• Description of the task:
Print the records below exactly as they appear.

• Supplied records:
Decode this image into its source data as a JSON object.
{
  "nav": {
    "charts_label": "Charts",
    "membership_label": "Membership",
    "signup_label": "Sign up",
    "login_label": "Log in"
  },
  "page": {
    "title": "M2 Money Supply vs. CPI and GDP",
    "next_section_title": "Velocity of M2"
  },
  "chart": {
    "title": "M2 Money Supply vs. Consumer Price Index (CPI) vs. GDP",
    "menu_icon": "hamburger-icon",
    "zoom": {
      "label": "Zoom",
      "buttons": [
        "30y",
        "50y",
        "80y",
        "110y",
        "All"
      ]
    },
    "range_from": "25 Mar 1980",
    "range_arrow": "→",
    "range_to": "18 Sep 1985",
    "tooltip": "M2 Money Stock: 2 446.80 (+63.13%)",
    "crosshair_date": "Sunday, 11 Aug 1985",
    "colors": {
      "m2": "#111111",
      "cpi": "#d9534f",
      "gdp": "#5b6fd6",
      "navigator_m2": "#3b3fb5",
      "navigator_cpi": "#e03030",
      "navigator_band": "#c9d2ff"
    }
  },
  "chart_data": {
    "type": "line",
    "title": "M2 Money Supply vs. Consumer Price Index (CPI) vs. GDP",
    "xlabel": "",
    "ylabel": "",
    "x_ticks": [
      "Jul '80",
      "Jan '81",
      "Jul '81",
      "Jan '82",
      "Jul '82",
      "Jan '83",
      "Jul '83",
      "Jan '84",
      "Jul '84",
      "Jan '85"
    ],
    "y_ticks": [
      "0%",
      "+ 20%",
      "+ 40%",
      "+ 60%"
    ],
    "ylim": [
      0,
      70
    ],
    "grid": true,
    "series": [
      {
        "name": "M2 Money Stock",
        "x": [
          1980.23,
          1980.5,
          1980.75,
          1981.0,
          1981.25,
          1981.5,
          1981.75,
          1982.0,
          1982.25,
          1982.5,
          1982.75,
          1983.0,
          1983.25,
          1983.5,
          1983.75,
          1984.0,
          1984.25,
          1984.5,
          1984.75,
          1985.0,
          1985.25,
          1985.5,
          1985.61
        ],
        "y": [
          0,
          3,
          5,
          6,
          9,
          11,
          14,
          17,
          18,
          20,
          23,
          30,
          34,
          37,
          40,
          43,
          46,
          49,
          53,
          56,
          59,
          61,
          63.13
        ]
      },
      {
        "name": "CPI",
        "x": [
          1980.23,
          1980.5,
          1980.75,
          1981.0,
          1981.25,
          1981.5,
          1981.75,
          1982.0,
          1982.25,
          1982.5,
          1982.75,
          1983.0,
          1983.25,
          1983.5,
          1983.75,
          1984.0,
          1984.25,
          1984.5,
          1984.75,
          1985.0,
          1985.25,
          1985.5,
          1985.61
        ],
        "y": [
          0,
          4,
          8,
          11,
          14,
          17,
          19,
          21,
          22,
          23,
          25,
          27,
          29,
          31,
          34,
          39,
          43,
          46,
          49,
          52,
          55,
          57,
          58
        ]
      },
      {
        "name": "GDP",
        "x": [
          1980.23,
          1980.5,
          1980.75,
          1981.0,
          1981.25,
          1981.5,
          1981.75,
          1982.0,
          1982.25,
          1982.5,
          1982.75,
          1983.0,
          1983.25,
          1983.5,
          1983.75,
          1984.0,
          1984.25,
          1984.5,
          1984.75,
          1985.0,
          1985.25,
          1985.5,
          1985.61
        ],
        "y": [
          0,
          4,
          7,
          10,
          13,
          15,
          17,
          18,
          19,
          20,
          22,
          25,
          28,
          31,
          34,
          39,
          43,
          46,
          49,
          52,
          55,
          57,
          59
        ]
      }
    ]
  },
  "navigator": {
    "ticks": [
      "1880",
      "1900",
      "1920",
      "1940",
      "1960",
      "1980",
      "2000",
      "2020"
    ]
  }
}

• Right answer:
Decode this image into its source data as a JSON object.
{
  "nav": {
    "charts_label": "Charts",
    "membership_label": "Membership",
    "signup_label": "Sign up",
    "login_label": "Log in"
  },
  "page": {
    "title": "M2 Money Supply vs. CPI and GDP",
    "next_section_title": "Velocity of M2"
  },
  "chart": {
    "title": "M2 Money Supply vs. Consumer Price Index (CPI) vs. GDP",
    "menu_icon": "hamburger-icon",
    "zoom": {
      "label": "Zoom",
      "buttons": [
        "30y",
        "50y",
        "80y",
        "110y",
        "All"
      ]
    },
    "range_from": "25 Mar 1980",
    "range_arrow": "→",
    "range_to": "18 Sep 1985",
    "tooltip": "M2 Money Stock: 2 446.80 (+63.13%)",
    "crosshair_date": "Sunday, 11 Aug 1985",
    "colors": {
      "m2": "#111111",
      "cpi": "#d9534f",
      "gdp": "#5b6fd6",
      "navigator_m2": "#3b3fb5",
      "navigator_cpi": "#e03030",
      "navigator_band": "#c9d2ff"
    }
  },
  "chart_data": {
    "type": "line",
    "title": "M2 Money Supply vs. Consumer Price Index (CPI) vs. GDP",
    "xlabel": "",
    "ylabel": "",
    "x_ticks": [
      "Jul '80",
      "Jan '81",
      "Jul '81",
      "Jan '82",
      "Jul '82",
      "Jan '83",
      "Jul '83",
      "Jan '84",
      "Jul '84",
      "Jan '85"
    ],
    "y_ticks": [
      "0%",
      "+ 20%",
      "+ 40%",
      "+ 60%"
    ],
    "ylim": [
      0,
      70
    ],
    "grid": true,
    "series": [
      {
        "name": "M2 Money Stock",
        "x": [
          1980.23,
          1980.5,
          1980.75,
          1981.0,
          1981.25,
          1981.5,
          1981.75,
          1982.0,
          1982.25,
          1982.5,
          1982.75,
          1983.0,
          1983.25,
          1983.5,
          1983.75,
          1984.0,
          1984.25,
          1984.5,
          1984.75,
          1985.0,
          1985.25,
          1985.5,
          1985.61
        ],
        "y": [
          0,
          3,
          5,
          6,
          9,
          11,
          14,
          17,
          18,
          20,
          23,
          30,
          34,
          37,
          40,
          43,
          46,
          49,
          53,
          56,
          59,
          61,
          63.13
        ]
      },
      {
        "name": "CPI",
        "x": [
          1980.23,
          1980.5,
          1980.75,
          1981.0,
          1981.25,
          1981.5,
          1981.75,
          1982.0,
          1982.25,
          1982.5,
          1982.75,
          1983.0,
          1983.25,
          1983.5,
          1983.75,
          1984.0,
          1984.25,
          1984.5,
          1984.75,
          1985.0,
          1985.25,
          1985.5,
          1985.61
        ],
        "y": [
          0,
          4,
          8,
          11,
          14,
          17,
          19,
          21,
          22,
          23,
          25,
          27,
          29,
          31,
          34,
          39,
          43,
          46,
          49,
          52,
          55,
          57,
          58
        ]
      },
      {
        "name": "GDP",
        "x": [
          1980.23,
          1980.5,
          1980.75,
          1981.0,
          1981.25,
          1981.5,
          1981.75,
          1982.0,
          1982.25,
          1982.5,
          1982.75,
          1983.0,
          1983.25,
          1983.5,
          1983.75,
          1984.0,
          1984.25,
          1984.5,
          1984.75,
          1985.0,
          1985.25,
          1985.5,
          1985.61
        ],
        "y": [
          0,
          4,
          7,
          10,
          13,
          15,
          17,
          18,
          19,
          20,
          22,
          25,
          28,
          31,
          34,
          39,
          43,
          46,
          49,
          52,
          55,
          57,
          59
        ]
      }
    ]
  },
  "navigator": {
    "ticks": [
      "1880",
      "1900",
      "1920",
      "1940",
      "1960",
      "1980",
      "2000",
      "2020"
    ]
  }
}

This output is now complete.